Problem details: Return each line of the records holding the string "海洋光谱号".
-- start --
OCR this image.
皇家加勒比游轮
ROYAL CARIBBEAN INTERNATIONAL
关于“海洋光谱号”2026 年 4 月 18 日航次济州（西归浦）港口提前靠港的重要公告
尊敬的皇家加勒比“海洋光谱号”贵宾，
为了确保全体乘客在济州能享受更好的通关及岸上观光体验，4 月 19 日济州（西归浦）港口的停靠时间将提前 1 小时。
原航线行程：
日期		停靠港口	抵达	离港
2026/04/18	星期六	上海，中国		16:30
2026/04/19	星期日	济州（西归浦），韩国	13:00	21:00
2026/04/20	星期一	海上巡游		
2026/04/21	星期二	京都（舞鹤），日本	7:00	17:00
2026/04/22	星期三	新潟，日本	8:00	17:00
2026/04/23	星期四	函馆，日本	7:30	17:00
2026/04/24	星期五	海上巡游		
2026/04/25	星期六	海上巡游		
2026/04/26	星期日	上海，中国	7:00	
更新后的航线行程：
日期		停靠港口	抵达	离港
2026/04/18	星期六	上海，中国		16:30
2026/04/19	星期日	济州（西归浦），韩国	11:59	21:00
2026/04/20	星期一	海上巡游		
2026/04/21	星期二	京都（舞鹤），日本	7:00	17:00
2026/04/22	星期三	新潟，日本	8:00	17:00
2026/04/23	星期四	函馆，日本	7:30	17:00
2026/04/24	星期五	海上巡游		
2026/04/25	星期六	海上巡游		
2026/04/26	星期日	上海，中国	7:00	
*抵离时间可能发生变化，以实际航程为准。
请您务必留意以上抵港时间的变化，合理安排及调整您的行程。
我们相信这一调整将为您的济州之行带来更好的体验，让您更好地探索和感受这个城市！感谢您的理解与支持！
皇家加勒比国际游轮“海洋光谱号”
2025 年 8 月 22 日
-- end --
Answer to this task:
关于“海洋光谱号”2026 年 4 月 18 日航次济州（西归浦）港口提前靠港的重要公告
尊敬的皇家加勒比“海洋光谱号”贵宾，
皇家加勒比国际游轮“海洋光谱号”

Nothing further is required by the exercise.